[start STORED ROWS]

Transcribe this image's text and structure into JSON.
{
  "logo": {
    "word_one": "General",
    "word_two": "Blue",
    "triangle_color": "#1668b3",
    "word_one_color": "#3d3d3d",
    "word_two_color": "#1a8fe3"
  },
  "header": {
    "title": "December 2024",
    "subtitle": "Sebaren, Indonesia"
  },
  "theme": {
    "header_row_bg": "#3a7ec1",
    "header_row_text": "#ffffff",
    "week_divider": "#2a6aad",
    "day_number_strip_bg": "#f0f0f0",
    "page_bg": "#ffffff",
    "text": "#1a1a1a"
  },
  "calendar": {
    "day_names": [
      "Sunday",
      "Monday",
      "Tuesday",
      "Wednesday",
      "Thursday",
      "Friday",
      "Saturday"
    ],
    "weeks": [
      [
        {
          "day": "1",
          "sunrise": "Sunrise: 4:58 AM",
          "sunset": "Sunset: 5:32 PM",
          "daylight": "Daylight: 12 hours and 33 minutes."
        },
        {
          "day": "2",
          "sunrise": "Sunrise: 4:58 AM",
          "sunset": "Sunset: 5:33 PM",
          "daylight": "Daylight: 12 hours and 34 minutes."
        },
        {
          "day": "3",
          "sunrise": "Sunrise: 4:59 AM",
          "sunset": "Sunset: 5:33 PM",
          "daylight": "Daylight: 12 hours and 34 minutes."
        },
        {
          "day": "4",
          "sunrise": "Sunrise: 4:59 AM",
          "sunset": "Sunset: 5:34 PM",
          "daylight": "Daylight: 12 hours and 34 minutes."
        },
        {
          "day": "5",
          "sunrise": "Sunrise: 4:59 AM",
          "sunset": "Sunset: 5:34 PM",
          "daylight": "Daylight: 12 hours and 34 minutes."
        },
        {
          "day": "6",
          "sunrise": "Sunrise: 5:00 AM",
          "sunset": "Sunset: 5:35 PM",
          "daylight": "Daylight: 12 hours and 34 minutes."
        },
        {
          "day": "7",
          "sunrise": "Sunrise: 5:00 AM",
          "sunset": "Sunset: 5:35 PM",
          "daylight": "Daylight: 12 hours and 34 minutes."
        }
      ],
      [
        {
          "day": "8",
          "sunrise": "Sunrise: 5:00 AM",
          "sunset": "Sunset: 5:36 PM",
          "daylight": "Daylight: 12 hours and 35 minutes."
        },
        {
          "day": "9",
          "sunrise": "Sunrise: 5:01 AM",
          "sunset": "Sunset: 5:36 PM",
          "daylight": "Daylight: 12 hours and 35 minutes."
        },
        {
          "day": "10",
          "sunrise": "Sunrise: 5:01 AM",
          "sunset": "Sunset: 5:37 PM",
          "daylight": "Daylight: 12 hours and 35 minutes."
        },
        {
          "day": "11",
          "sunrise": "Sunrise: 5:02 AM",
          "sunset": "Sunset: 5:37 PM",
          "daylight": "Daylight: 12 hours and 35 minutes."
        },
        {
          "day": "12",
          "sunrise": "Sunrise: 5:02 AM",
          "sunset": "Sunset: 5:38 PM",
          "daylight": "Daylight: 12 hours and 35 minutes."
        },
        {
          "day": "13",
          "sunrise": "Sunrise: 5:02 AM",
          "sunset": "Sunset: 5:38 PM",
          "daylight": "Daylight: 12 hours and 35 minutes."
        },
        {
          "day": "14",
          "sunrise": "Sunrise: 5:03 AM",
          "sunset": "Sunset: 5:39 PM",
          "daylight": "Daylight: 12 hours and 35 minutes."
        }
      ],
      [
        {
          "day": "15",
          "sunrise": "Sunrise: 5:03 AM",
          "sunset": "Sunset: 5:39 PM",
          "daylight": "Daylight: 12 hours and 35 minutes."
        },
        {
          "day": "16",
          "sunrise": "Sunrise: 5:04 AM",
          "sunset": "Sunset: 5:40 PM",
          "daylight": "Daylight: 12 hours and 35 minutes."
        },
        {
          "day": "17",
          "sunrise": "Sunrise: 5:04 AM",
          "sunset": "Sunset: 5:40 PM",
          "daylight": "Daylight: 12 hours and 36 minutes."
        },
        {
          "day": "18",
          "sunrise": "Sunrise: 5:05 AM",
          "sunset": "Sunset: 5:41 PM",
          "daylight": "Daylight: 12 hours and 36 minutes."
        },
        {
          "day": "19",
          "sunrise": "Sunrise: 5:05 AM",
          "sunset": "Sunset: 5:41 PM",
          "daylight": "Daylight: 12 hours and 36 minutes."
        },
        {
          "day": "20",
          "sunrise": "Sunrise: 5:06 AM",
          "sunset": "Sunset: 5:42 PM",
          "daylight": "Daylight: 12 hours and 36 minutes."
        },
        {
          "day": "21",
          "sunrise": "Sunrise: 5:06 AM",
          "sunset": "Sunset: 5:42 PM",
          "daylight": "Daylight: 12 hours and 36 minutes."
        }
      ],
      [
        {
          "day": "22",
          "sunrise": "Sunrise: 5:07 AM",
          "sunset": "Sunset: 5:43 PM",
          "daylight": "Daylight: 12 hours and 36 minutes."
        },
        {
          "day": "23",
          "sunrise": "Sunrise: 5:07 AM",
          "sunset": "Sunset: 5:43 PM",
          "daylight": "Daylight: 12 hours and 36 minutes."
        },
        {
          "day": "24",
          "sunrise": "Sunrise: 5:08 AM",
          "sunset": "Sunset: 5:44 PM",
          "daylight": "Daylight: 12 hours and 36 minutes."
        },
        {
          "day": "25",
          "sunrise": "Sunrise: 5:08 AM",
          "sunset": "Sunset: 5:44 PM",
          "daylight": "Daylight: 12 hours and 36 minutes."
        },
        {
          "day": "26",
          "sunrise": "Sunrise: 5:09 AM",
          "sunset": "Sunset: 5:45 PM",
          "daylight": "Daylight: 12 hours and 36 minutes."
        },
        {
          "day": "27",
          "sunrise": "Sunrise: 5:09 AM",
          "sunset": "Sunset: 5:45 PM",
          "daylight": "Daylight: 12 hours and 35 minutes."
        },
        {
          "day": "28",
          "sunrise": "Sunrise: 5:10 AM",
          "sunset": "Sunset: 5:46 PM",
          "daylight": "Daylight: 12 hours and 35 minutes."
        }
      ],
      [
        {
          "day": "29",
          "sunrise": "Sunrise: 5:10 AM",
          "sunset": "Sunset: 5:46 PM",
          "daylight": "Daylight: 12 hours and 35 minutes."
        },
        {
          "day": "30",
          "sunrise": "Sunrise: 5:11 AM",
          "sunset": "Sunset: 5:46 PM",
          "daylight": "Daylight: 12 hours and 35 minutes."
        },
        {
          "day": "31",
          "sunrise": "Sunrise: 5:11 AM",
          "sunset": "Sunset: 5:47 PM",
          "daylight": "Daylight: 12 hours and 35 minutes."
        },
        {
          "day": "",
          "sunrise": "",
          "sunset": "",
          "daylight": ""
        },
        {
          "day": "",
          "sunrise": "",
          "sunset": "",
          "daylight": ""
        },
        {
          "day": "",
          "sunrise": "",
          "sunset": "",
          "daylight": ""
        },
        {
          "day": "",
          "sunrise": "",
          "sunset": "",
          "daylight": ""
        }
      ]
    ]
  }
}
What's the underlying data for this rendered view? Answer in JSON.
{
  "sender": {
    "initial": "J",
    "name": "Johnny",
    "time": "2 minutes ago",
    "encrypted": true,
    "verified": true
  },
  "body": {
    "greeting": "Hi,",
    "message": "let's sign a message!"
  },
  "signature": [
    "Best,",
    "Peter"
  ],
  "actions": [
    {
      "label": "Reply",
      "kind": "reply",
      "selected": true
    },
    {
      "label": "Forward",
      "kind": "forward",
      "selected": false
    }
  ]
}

[end STORED ROWS]

▶ **STATED GOAL**
Select all lines with the word "ffffff" from the entries above.

▶ **SOLVED PROBLEM**
    "header_row_text": "#ffffff",
    "page_bg": "#ffffff",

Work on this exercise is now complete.